**What the exercise asks**
Collect each line of the entries that holds the string "reddit".

Stored data entries
= = = = = = =

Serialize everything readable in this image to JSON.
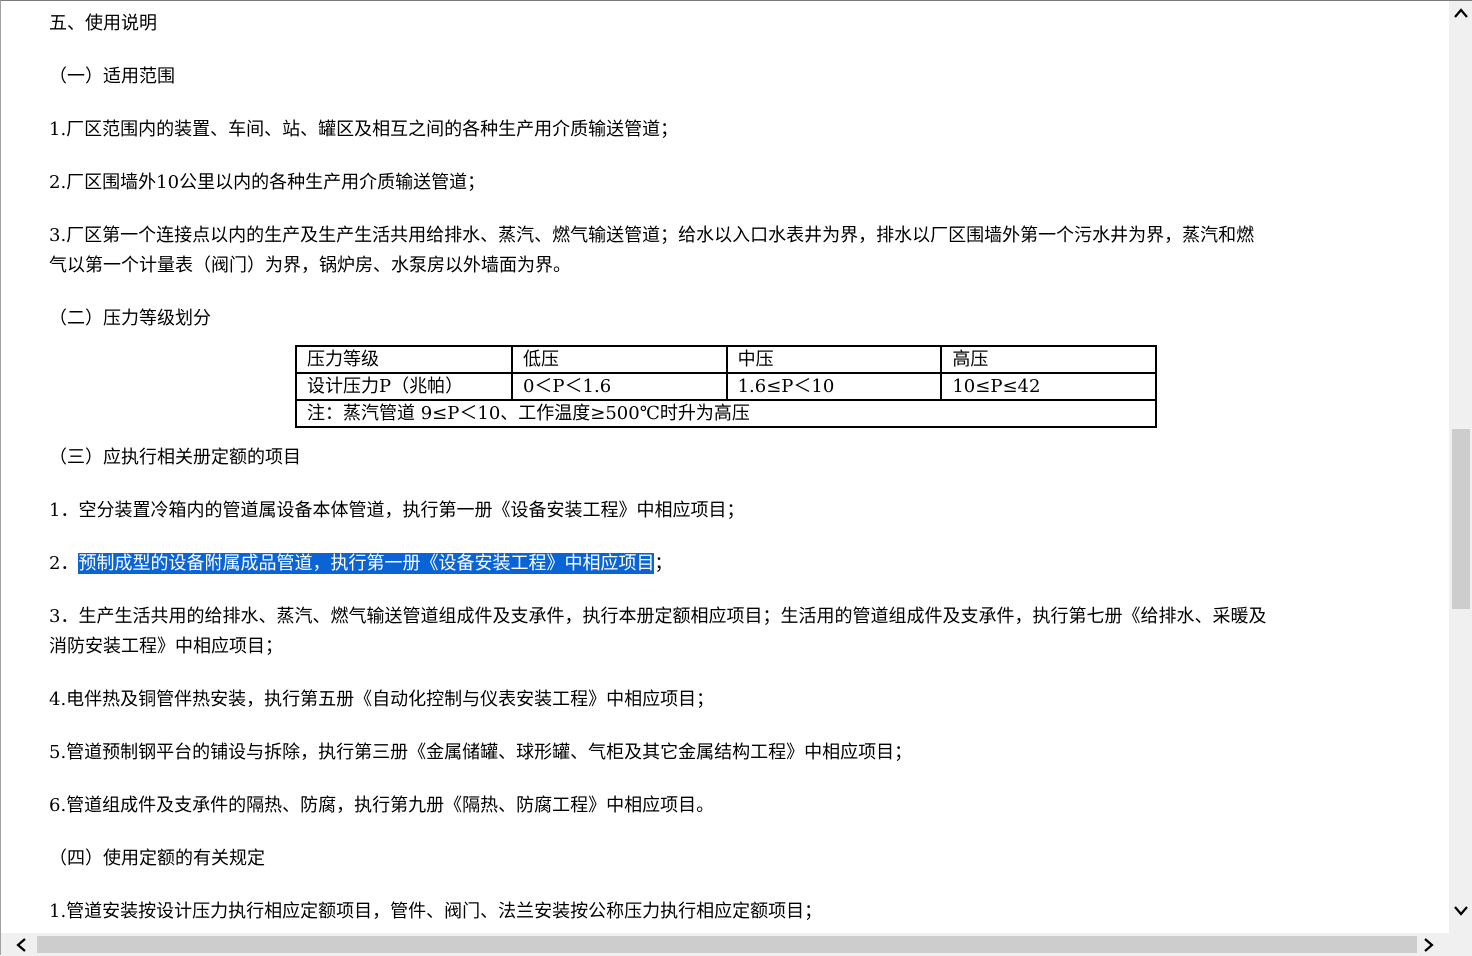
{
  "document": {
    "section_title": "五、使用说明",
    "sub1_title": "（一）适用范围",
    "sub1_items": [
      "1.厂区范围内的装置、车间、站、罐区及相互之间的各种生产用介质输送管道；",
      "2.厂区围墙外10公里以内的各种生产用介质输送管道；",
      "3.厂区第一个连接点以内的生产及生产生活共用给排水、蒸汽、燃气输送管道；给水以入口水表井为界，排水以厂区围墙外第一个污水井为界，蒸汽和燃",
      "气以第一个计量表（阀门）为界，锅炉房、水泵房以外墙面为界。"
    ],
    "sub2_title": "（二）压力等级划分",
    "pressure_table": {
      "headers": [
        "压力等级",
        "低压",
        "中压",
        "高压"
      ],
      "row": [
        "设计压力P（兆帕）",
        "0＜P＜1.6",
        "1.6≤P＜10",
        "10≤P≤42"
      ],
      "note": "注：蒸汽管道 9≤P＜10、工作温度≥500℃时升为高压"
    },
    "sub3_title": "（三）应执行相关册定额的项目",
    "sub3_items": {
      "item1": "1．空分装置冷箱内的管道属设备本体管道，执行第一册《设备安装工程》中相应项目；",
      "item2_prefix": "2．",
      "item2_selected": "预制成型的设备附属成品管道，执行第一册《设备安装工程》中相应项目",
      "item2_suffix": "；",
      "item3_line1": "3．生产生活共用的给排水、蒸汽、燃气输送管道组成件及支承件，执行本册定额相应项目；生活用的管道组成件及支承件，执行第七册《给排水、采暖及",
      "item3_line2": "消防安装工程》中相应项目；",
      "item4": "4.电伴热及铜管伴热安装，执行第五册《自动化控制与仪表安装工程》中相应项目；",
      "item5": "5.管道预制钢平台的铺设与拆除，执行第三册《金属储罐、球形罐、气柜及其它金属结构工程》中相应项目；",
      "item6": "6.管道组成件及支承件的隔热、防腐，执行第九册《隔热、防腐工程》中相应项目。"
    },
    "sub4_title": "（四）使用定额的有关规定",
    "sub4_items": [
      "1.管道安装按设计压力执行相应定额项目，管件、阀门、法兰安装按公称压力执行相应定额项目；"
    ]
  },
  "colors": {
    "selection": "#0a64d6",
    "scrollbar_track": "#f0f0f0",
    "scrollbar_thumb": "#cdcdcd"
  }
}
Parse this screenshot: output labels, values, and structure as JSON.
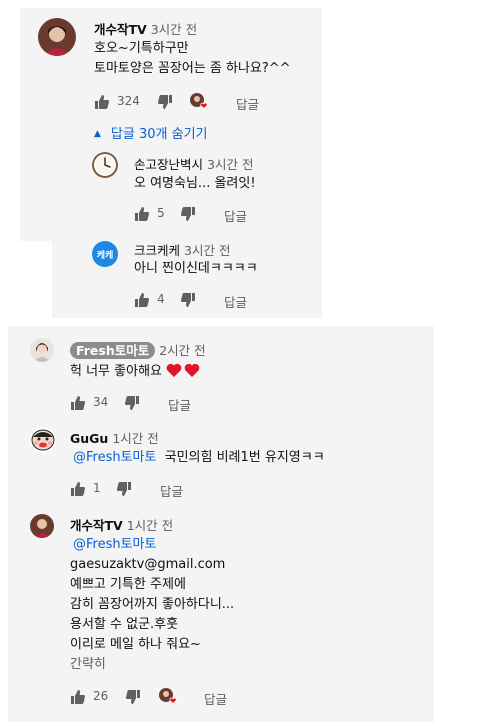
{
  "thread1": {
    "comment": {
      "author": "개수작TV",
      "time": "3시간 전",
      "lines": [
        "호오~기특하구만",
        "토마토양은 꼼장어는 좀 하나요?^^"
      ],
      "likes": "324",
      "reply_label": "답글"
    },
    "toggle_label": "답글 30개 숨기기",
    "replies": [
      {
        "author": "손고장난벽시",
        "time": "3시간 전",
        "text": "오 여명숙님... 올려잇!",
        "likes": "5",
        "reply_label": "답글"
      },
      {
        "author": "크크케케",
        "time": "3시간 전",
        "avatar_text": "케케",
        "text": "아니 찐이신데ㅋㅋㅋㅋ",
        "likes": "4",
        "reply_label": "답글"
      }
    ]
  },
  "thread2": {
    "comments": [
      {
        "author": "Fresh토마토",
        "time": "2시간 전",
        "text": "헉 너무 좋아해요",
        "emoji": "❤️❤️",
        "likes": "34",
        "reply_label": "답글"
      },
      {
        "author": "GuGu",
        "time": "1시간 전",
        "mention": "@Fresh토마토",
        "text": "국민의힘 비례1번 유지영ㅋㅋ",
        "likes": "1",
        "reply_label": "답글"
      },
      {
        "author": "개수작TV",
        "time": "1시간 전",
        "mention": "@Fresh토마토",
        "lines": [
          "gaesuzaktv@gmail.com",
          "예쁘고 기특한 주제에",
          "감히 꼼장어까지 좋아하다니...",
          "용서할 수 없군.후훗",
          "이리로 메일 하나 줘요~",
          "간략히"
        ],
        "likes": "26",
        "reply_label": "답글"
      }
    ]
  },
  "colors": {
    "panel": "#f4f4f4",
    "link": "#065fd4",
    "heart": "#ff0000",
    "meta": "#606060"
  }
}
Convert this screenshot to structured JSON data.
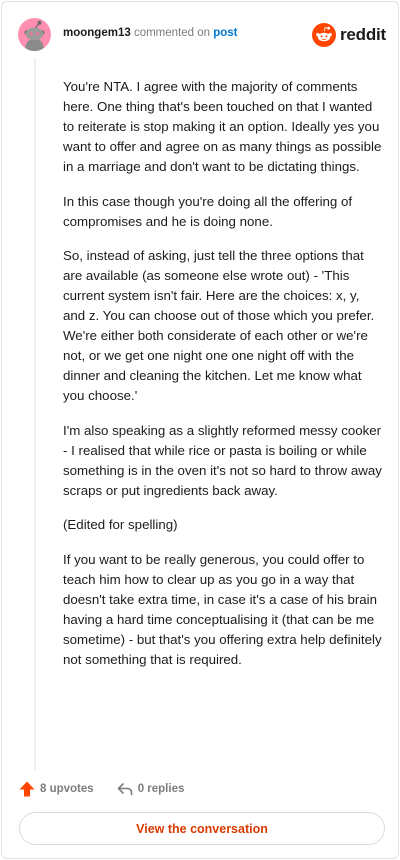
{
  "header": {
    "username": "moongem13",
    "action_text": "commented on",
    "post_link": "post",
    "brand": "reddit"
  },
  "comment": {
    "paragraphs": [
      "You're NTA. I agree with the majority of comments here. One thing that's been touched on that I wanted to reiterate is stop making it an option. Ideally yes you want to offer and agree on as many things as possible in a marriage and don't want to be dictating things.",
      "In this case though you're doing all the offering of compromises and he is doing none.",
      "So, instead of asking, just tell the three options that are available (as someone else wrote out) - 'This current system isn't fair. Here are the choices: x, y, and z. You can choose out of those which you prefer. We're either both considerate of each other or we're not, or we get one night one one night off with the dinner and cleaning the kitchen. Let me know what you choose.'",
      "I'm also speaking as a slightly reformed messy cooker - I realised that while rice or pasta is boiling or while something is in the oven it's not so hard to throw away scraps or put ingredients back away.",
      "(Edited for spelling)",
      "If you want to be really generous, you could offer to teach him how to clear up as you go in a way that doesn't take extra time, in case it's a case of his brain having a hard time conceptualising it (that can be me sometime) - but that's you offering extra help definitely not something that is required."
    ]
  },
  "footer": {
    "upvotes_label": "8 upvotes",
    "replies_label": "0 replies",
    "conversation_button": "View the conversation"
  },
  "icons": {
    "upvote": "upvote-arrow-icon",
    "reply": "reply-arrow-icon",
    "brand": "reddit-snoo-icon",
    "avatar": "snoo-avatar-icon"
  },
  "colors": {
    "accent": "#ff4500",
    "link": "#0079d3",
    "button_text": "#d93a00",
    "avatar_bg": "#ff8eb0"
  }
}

= = = = = = =

**Response to the exercise**
    "brand": "reddit"
    "brand": "reddit-snoo-icon",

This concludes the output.